### [Some records]

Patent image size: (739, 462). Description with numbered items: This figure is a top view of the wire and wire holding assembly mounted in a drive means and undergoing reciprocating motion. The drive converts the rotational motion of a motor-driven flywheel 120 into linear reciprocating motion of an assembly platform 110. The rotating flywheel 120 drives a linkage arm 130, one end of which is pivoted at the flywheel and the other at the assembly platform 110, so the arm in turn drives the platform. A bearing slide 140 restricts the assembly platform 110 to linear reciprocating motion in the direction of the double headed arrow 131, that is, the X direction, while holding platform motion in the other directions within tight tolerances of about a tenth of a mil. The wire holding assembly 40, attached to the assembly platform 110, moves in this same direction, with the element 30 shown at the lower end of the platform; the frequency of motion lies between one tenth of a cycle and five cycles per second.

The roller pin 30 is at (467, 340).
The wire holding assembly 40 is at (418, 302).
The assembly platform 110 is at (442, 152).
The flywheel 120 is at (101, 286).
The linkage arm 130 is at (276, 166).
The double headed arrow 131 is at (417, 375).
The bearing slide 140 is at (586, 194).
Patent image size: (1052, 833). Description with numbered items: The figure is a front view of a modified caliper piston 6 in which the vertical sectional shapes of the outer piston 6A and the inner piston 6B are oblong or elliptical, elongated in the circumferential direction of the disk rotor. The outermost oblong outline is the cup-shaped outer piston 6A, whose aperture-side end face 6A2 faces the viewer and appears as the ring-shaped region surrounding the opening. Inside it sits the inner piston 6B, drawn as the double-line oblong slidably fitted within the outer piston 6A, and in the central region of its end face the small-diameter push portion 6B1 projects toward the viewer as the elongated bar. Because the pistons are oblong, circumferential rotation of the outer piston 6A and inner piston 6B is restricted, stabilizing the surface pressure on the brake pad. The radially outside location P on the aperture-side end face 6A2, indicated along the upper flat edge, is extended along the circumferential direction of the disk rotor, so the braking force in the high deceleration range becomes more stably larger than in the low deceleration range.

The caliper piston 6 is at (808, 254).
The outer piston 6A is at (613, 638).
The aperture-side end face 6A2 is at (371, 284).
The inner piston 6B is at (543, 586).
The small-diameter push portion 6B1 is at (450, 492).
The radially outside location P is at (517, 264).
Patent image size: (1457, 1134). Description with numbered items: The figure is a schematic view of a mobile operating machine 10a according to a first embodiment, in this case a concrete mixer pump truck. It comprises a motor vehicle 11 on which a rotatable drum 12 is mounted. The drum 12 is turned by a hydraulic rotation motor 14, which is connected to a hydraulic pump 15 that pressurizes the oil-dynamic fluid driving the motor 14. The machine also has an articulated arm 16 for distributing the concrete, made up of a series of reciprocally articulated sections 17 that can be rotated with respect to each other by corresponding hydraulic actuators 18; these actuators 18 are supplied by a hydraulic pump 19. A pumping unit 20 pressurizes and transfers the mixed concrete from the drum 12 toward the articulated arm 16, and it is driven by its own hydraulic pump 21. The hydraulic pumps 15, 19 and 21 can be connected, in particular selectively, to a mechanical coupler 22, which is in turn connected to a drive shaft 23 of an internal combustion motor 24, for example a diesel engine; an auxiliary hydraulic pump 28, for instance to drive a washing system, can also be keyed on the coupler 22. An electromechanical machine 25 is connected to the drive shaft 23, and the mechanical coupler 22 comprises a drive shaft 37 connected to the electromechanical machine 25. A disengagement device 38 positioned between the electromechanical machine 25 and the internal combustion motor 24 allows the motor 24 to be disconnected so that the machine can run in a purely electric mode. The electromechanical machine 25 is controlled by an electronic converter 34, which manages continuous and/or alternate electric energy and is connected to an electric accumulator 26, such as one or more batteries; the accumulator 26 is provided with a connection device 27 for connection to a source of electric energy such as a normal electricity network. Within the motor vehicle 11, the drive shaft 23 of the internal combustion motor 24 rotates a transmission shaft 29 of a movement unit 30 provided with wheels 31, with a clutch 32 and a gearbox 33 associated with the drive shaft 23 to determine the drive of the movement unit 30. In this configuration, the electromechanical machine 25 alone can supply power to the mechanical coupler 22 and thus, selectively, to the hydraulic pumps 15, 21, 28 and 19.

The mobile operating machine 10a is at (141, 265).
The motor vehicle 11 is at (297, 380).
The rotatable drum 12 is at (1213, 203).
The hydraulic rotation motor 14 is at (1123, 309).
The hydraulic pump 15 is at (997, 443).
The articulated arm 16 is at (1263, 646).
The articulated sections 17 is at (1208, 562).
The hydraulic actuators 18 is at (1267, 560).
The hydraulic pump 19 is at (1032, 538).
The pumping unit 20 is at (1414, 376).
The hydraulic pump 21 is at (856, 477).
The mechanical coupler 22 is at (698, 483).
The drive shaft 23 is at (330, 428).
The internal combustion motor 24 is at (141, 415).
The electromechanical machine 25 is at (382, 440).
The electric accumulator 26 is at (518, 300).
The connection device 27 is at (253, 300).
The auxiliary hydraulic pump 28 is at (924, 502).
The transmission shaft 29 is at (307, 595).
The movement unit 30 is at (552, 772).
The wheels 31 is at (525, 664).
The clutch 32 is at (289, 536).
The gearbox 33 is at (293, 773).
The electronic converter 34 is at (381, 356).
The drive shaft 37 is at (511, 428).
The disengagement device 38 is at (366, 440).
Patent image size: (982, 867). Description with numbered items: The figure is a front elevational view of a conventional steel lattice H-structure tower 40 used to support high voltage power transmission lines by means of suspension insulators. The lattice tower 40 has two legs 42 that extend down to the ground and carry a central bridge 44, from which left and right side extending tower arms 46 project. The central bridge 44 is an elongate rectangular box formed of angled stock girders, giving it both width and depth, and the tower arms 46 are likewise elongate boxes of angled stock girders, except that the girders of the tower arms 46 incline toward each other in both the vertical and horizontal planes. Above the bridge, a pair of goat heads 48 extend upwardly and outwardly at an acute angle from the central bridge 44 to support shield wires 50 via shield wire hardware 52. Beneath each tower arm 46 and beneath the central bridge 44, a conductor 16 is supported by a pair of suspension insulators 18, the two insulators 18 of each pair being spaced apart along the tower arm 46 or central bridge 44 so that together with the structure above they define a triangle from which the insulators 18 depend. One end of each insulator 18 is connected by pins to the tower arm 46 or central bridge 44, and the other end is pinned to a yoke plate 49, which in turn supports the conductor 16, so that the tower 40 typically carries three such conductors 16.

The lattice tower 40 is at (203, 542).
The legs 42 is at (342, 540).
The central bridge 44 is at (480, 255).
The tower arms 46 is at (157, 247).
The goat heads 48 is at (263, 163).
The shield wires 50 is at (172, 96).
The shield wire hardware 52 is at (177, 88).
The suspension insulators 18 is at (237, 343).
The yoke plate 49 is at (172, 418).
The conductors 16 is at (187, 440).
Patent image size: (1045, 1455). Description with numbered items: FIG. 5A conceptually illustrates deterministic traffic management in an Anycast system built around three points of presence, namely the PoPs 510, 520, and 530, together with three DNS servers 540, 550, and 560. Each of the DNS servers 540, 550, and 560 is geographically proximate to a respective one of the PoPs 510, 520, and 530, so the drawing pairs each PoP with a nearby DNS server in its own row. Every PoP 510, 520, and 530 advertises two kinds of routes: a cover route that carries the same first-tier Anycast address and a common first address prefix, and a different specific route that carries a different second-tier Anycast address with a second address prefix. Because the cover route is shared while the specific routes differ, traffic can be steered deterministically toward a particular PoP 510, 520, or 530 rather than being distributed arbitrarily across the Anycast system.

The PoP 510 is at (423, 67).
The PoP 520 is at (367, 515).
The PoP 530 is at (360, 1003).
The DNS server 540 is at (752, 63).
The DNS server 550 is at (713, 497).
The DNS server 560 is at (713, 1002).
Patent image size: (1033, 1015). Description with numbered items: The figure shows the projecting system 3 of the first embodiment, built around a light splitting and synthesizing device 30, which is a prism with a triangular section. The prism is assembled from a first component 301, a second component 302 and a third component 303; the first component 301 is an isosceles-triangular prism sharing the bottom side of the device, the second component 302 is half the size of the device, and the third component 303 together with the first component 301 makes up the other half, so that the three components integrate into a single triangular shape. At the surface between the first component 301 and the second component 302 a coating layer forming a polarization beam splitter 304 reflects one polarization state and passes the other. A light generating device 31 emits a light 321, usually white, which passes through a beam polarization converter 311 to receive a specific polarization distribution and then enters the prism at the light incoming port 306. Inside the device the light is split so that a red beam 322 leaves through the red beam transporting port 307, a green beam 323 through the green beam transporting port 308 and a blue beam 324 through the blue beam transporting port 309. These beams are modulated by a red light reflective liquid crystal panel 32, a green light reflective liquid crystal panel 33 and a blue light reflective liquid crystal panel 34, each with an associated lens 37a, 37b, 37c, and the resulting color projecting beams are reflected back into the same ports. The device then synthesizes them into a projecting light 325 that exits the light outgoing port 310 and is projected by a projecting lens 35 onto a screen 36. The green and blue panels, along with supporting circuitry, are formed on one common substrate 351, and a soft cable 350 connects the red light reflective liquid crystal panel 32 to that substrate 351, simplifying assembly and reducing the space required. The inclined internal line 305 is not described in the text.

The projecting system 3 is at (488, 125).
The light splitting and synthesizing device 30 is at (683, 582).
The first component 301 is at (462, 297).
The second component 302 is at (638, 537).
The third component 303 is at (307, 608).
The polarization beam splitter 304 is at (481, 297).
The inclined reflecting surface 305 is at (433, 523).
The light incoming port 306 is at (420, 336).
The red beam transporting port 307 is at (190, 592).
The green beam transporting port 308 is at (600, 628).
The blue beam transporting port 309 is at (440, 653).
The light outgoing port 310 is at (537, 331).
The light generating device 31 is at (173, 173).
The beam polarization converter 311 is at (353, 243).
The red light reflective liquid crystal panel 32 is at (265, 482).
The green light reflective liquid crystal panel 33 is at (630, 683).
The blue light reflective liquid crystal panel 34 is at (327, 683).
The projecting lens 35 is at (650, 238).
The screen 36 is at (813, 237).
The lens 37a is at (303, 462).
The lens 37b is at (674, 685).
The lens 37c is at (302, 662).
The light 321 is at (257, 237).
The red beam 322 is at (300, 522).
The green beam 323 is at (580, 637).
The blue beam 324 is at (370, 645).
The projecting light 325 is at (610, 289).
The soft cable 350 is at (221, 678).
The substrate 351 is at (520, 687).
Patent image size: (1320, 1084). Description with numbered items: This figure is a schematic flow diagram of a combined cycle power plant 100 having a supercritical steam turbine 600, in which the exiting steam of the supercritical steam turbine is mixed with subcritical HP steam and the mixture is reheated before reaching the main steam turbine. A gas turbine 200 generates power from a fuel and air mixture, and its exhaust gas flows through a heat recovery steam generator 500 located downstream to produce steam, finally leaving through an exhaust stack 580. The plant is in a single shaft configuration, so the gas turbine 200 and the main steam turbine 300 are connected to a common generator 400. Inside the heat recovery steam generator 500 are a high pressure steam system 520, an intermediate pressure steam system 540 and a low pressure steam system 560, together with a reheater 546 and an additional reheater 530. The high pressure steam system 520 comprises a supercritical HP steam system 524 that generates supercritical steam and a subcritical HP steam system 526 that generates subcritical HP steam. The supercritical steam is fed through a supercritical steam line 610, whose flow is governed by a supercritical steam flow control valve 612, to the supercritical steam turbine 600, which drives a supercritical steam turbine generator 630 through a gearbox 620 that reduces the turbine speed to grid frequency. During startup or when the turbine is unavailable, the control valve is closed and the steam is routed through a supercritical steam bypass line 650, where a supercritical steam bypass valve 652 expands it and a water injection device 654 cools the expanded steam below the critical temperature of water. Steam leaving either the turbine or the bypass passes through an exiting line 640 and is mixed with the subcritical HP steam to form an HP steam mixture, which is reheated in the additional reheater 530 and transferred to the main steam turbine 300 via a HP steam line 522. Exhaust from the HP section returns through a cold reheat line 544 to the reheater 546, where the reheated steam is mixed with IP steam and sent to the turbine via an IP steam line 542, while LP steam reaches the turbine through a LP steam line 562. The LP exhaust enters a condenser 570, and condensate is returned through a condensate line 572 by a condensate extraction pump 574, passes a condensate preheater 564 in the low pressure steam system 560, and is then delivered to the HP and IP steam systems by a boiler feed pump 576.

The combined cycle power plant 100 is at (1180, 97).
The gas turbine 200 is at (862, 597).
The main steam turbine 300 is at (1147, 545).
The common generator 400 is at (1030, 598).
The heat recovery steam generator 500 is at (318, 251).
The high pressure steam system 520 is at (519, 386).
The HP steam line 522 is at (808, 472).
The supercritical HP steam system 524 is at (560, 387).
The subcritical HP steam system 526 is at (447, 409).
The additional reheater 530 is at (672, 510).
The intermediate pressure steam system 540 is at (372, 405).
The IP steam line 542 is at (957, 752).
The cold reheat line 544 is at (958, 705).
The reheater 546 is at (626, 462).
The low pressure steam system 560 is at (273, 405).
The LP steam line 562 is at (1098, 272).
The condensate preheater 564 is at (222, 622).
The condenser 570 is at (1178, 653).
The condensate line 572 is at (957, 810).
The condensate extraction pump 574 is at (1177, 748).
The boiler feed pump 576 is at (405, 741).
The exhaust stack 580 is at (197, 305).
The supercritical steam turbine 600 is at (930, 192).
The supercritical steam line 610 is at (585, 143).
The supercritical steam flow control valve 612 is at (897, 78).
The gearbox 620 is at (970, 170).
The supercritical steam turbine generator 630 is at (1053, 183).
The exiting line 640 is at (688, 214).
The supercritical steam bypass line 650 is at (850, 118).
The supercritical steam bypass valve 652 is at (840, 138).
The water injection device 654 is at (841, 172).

### [Set problem]
Copy the lines above word for word, beginning with the line that contains "Patent image size: (1045, 1455)." and continuing through the line that contains "The DNS server 560 is at (713, 1002).", with both of those lines included.

### [Expected answer]
Patent image size: (1045, 1455). Description with numbered items: FIG. 5A conceptually illustrates deterministic traffic management in an Anycast system built around three points of presence, namely the PoPs 510, 520, and 530, together with three DNS servers 540, 550, and 560. Each of the DNS servers 540, 550, and 560 is geographically proximate to a respective one of the PoPs 510, 520, and 530, so the drawing pairs each PoP with a nearby DNS server in its own row. Every PoP 510, 520, and 530 advertises two kinds of routes: a cover route that carries the same first-tier Anycast address and a common first address prefix, and a different specific route that carries a different second-tier Anycast address with a second address prefix. Because the cover route is shared while the specific routes differ, traffic can be steered deterministically toward a particular PoP 510, 520, or 530 rather than being distributed arbitrarily across the Anycast system.

The PoP 510 is at (423, 67).
The PoP 520 is at (367, 515).
The PoP 530 is at (360, 1003).
The DNS server 540 is at (752, 63).
The DNS server 550 is at (713, 497).
The DNS server 560 is at (713, 1002).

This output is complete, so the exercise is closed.